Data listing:
☆ ☆ ☆ ☆
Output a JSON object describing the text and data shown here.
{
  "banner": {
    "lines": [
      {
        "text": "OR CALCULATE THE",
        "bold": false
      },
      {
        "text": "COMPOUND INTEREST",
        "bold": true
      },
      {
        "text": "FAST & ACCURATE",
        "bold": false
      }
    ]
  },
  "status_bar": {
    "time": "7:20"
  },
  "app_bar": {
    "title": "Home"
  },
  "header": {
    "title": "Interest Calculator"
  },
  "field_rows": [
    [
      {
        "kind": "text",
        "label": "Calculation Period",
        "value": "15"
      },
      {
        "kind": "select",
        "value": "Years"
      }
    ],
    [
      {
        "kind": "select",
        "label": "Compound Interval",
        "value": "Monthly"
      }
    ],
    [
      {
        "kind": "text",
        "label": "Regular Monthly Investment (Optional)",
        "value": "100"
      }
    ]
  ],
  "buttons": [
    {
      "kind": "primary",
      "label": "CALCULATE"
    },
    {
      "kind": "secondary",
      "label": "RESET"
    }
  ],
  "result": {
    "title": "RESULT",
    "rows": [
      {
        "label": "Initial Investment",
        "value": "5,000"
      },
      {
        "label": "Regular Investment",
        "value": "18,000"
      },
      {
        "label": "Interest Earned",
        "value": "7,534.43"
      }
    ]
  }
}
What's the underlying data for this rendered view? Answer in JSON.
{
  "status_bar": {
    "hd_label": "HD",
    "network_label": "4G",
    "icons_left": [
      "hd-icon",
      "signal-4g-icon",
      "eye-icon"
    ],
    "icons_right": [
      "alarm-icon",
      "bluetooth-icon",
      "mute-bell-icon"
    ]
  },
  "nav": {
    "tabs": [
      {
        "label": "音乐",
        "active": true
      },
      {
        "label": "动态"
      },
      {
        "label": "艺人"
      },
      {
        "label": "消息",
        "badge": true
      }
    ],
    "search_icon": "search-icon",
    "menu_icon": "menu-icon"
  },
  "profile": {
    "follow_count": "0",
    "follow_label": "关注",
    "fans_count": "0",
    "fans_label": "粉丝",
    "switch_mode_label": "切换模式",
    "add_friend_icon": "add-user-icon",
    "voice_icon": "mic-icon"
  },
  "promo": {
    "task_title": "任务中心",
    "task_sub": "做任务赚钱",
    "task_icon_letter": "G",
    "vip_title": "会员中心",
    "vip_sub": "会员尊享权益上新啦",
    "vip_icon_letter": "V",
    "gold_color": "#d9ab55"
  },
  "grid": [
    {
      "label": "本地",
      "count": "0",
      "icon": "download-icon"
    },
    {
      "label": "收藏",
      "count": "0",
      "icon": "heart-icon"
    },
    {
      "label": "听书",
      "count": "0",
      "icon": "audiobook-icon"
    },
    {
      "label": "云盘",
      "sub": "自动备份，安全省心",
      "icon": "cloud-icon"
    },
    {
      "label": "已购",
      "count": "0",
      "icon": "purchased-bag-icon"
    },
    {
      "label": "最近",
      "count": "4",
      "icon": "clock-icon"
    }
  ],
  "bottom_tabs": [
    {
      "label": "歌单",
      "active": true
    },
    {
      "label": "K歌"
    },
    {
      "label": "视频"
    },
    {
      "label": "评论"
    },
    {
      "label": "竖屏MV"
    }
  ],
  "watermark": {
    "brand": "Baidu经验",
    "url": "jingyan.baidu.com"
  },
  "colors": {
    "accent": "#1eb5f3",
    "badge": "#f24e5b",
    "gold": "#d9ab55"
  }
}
☆ ☆ ☆ ☆
**Your task:** From the listing, copy every line where the string "Regular" appears.

**Exercise answer:**
        "label": "Regular Monthly Investment (Optional)",
        "label": "Regular Investment",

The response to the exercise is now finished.